Go through the material and pull out every line with the string "JSON" in it.

>> BEGIN

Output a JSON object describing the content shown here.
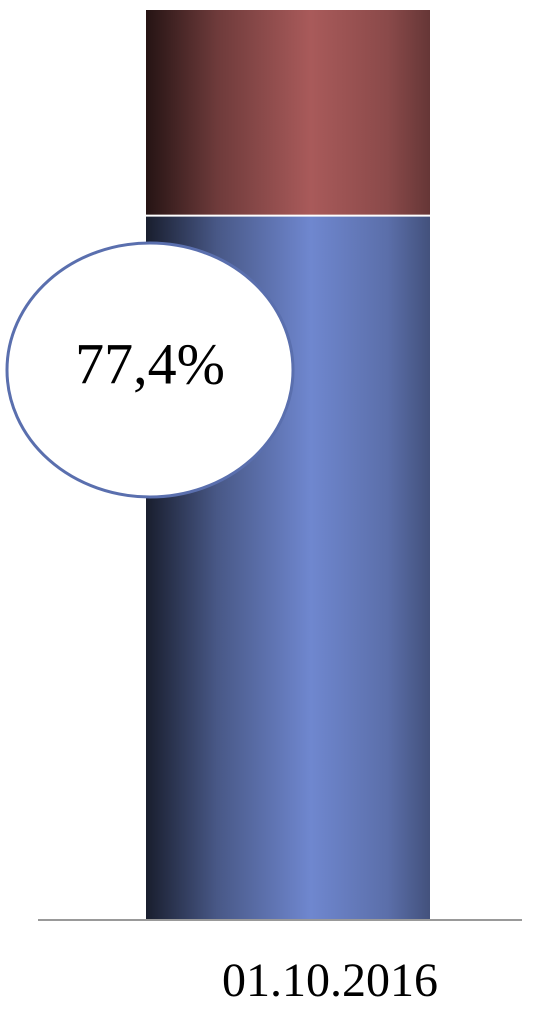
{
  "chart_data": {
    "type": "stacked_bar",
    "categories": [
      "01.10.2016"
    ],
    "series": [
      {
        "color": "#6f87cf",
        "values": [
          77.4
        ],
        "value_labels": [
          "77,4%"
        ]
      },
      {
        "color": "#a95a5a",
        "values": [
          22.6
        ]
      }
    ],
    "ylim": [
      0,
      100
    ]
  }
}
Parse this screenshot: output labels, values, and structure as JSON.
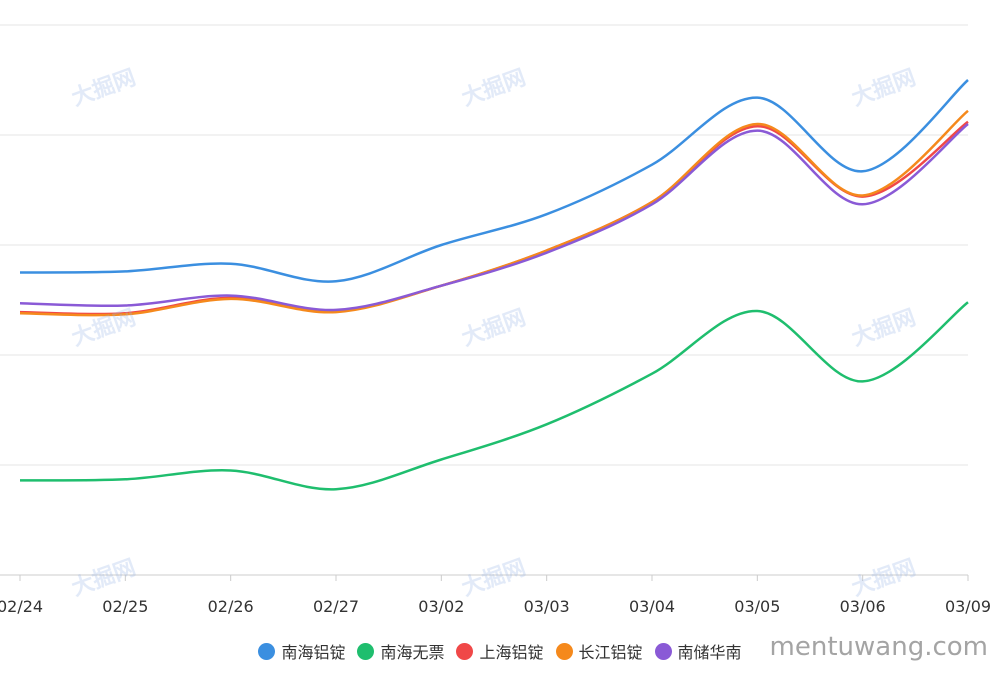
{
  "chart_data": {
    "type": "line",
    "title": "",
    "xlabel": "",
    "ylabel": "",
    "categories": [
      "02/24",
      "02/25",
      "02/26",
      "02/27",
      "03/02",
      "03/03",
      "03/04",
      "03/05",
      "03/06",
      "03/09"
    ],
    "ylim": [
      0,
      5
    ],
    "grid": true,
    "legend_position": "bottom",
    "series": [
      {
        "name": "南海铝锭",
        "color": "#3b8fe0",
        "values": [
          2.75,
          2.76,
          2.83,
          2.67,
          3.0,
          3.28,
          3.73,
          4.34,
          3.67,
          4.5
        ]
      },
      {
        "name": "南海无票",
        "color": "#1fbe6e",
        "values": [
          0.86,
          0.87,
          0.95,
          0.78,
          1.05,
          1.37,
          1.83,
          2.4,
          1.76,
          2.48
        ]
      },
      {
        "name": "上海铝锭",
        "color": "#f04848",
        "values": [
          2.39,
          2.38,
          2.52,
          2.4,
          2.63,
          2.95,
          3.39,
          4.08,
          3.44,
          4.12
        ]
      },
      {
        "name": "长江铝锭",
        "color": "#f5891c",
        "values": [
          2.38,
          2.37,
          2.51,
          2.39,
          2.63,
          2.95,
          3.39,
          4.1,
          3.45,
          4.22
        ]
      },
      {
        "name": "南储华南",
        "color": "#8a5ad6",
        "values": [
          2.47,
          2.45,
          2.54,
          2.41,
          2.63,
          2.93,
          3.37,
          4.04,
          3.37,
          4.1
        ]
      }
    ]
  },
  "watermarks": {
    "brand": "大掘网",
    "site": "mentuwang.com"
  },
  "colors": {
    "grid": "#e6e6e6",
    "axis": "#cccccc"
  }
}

>> END

§ Response for this exercise
Output a JSON object describing the content shown here.
Parse this screenshot: output labels, values, and structure as JSON.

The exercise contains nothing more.